- _What to work on_
Reproduce the following material exactly, including every line.

- _Data rows_
.....
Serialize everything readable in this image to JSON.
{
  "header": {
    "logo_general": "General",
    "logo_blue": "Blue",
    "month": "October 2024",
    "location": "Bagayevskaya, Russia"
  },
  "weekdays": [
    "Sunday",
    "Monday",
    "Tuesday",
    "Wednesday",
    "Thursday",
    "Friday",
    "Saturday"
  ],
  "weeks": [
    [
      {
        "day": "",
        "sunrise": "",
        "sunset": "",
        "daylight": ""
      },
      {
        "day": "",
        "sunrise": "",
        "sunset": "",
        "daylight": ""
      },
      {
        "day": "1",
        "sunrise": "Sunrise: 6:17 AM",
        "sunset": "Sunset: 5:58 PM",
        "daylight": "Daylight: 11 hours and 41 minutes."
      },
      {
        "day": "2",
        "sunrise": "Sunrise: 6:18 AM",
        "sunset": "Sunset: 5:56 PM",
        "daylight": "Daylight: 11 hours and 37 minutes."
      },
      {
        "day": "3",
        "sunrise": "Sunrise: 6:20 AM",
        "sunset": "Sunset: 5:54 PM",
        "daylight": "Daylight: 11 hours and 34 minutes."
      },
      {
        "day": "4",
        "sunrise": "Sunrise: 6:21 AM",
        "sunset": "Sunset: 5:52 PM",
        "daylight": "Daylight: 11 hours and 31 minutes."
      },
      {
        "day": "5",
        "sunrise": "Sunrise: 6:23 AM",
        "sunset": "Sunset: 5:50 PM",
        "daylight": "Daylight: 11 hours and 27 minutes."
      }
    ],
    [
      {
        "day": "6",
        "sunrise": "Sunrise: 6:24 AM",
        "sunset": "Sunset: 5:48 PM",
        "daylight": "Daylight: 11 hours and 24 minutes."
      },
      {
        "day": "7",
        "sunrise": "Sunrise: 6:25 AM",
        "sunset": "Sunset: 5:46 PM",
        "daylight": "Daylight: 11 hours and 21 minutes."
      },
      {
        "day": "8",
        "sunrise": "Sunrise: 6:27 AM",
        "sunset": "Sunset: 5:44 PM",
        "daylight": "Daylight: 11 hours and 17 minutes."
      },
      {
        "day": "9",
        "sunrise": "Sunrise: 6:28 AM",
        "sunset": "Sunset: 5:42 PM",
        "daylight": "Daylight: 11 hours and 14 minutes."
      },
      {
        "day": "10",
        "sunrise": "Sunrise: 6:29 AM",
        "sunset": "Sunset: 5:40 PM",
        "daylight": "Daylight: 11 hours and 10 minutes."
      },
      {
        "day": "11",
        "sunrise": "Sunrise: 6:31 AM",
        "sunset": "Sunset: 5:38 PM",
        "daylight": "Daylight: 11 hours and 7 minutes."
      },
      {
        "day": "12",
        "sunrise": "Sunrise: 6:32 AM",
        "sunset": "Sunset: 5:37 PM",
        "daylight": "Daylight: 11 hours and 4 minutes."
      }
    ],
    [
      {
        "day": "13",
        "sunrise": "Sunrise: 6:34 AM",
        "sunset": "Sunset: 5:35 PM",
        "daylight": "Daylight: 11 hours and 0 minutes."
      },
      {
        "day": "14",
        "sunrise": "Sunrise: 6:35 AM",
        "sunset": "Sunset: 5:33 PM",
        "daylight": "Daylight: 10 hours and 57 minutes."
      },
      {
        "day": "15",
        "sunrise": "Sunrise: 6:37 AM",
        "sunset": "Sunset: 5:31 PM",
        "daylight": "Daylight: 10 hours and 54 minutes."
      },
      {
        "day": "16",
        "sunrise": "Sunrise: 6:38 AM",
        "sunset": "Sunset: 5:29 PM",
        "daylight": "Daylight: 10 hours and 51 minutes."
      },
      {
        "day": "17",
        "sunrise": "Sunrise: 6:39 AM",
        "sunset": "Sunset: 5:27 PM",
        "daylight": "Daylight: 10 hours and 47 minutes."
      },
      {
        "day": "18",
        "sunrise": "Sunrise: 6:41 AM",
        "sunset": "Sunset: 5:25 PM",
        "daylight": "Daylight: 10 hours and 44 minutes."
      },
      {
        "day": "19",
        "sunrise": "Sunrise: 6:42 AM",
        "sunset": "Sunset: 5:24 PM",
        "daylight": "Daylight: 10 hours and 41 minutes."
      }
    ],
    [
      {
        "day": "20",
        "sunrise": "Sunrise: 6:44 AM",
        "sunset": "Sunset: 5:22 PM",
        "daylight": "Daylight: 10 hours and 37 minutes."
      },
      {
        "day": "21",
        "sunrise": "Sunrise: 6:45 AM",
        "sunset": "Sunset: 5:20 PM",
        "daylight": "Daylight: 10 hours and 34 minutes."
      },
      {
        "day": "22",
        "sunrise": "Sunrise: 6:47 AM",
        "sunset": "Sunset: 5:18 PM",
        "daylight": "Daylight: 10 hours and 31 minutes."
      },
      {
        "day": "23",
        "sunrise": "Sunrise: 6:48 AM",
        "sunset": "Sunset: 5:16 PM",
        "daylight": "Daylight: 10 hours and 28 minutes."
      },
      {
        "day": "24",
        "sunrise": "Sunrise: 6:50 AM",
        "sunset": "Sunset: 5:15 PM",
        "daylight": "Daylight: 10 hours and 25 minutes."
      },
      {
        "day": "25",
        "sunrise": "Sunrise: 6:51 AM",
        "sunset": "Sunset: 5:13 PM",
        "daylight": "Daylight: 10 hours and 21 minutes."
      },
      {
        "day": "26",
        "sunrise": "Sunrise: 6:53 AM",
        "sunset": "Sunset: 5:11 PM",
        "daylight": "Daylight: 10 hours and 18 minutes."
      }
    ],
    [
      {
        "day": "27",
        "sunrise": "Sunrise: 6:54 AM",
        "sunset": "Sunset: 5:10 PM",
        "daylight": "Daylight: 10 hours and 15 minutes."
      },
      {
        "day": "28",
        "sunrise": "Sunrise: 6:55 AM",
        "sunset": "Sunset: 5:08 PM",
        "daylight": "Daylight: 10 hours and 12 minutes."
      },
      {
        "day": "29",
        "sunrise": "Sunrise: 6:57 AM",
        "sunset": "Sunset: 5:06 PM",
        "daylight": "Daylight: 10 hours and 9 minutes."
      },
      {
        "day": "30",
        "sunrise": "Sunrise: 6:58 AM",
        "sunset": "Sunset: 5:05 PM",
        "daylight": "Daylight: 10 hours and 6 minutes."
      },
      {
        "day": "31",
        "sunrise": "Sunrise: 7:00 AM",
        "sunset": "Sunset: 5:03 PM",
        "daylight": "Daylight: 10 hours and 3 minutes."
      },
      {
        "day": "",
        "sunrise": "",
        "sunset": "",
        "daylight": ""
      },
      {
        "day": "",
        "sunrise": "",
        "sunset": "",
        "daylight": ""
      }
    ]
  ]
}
.....
- _Result for this task_
Serialize everything readable in this image to JSON.
{
  "header": {
    "logo_general": "General",
    "logo_blue": "Blue",
    "month": "October 2024",
    "location": "Bagayevskaya, Russia"
  },
  "weekdays": [
    "Sunday",
    "Monday",
    "Tuesday",
    "Wednesday",
    "Thursday",
    "Friday",
    "Saturday"
  ],
  "weeks": [
    [
      {
        "day": "",
        "sunrise": "",
        "sunset": "",
        "daylight": ""
      },
      {
        "day": "",
        "sunrise": "",
        "sunset": "",
        "daylight": ""
      },
      {
        "day": "1",
        "sunrise": "Sunrise: 6:17 AM",
        "sunset": "Sunset: 5:58 PM",
        "daylight": "Daylight: 11 hours and 41 minutes."
      },
      {
        "day": "2",
        "sunrise": "Sunrise: 6:18 AM",
        "sunset": "Sunset: 5:56 PM",
        "daylight": "Daylight: 11 hours and 37 minutes."
      },
      {
        "day": "3",
        "sunrise": "Sunrise: 6:20 AM",
        "sunset": "Sunset: 5:54 PM",
        "daylight": "Daylight: 11 hours and 34 minutes."
      },
      {
        "day": "4",
        "sunrise": "Sunrise: 6:21 AM",
        "sunset": "Sunset: 5:52 PM",
        "daylight": "Daylight: 11 hours and 31 minutes."
      },
      {
        "day": "5",
        "sunrise": "Sunrise: 6:23 AM",
        "sunset": "Sunset: 5:50 PM",
        "daylight": "Daylight: 11 hours and 27 minutes."
      }
    ],
    [
      {
        "day": "6",
        "sunrise": "Sunrise: 6:24 AM",
        "sunset": "Sunset: 5:48 PM",
        "daylight": "Daylight: 11 hours and 24 minutes."
      },
      {
        "day": "7",
        "sunrise": "Sunrise: 6:25 AM",
        "sunset": "Sunset: 5:46 PM",
        "daylight": "Daylight: 11 hours and 21 minutes."
      },
      {
        "day": "8",
        "sunrise": "Sunrise: 6:27 AM",
        "sunset": "Sunset: 5:44 PM",
        "daylight": "Daylight: 11 hours and 17 minutes."
      },
      {
        "day": "9",
        "sunrise": "Sunrise: 6:28 AM",
        "sunset": "Sunset: 5:42 PM",
        "daylight": "Daylight: 11 hours and 14 minutes."
      },
      {
        "day": "10",
        "sunrise": "Sunrise: 6:29 AM",
        "sunset": "Sunset: 5:40 PM",
        "daylight": "Daylight: 11 hours and 10 minutes."
      },
      {
        "day": "11",
        "sunrise": "Sunrise: 6:31 AM",
        "sunset": "Sunset: 5:38 PM",
        "daylight": "Daylight: 11 hours and 7 minutes."
      },
      {
        "day": "12",
        "sunrise": "Sunrise: 6:32 AM",
        "sunset": "Sunset: 5:37 PM",
        "daylight": "Daylight: 11 hours and 4 minutes."
      }
    ],
    [
      {
        "day": "13",
        "sunrise": "Sunrise: 6:34 AM",
        "sunset": "Sunset: 5:35 PM",
        "daylight": "Daylight: 11 hours and 0 minutes."
      },
      {
        "day": "14",
        "sunrise": "Sunrise: 6:35 AM",
        "sunset": "Sunset: 5:33 PM",
        "daylight": "Daylight: 10 hours and 57 minutes."
      },
      {
        "day": "15",
        "sunrise": "Sunrise: 6:37 AM",
        "sunset": "Sunset: 5:31 PM",
        "daylight": "Daylight: 10 hours and 54 minutes."
      },
      {
        "day": "16",
        "sunrise": "Sunrise: 6:38 AM",
        "sunset": "Sunset: 5:29 PM",
        "daylight": "Daylight: 10 hours and 51 minutes."
      },
      {
        "day": "17",
        "sunrise": "Sunrise: 6:39 AM",
        "sunset": "Sunset: 5:27 PM",
        "daylight": "Daylight: 10 hours and 47 minutes."
      },
      {
        "day": "18",
        "sunrise": "Sunrise: 6:41 AM",
        "sunset": "Sunset: 5:25 PM",
        "daylight": "Daylight: 10 hours and 44 minutes."
      },
      {
        "day": "19",
        "sunrise": "Sunrise: 6:42 AM",
        "sunset": "Sunset: 5:24 PM",
        "daylight": "Daylight: 10 hours and 41 minutes."
      }
    ],
    [
      {
        "day": "20",
        "sunrise": "Sunrise: 6:44 AM",
        "sunset": "Sunset: 5:22 PM",
        "daylight": "Daylight: 10 hours and 37 minutes."
      },
      {
        "day": "21",
        "sunrise": "Sunrise: 6:45 AM",
        "sunset": "Sunset: 5:20 PM",
        "daylight": "Daylight: 10 hours and 34 minutes."
      },
      {
        "day": "22",
        "sunrise": "Sunrise: 6:47 AM",
        "sunset": "Sunset: 5:18 PM",
        "daylight": "Daylight: 10 hours and 31 minutes."
      },
      {
        "day": "23",
        "sunrise": "Sunrise: 6:48 AM",
        "sunset": "Sunset: 5:16 PM",
        "daylight": "Daylight: 10 hours and 28 minutes."
      },
      {
        "day": "24",
        "sunrise": "Sunrise: 6:50 AM",
        "sunset": "Sunset: 5:15 PM",
        "daylight": "Daylight: 10 hours and 25 minutes."
      },
      {
        "day": "25",
        "sunrise": "Sunrise: 6:51 AM",
        "sunset": "Sunset: 5:13 PM",
        "daylight": "Daylight: 10 hours and 21 minutes."
      },
      {
        "day": "26",
        "sunrise": "Sunrise: 6:53 AM",
        "sunset": "Sunset: 5:11 PM",
        "daylight": "Daylight: 10 hours and 18 minutes."
      }
    ],
    [
      {
        "day": "27",
        "sunrise": "Sunrise: 6:54 AM",
        "sunset": "Sunset: 5:10 PM",
        "daylight": "Daylight: 10 hours and 15 minutes."
      },
      {
        "day": "28",
        "sunrise": "Sunrise: 6:55 AM",
        "sunset": "Sunset: 5:08 PM",
        "daylight": "Daylight: 10 hours and 12 minutes."
      },
      {
        "day": "29",
        "sunrise": "Sunrise: 6:57 AM",
        "sunset": "Sunset: 5:06 PM",
        "daylight": "Daylight: 10 hours and 9 minutes."
      },
      {
        "day": "30",
        "sunrise": "Sunrise: 6:58 AM",
        "sunset": "Sunset: 5:05 PM",
        "daylight": "Daylight: 10 hours and 6 minutes."
      },
      {
        "day": "31",
        "sunrise": "Sunrise: 7:00 AM",
        "sunset": "Sunset: 5:03 PM",
        "daylight": "Daylight: 10 hours and 3 minutes."
      },
      {
        "day": "",
        "sunrise": "",
        "sunset": "",
        "daylight": ""
      },
      {
        "day": "",
        "sunrise": "",
        "sunset": "",
        "daylight": ""
      }
    ]
  ]
}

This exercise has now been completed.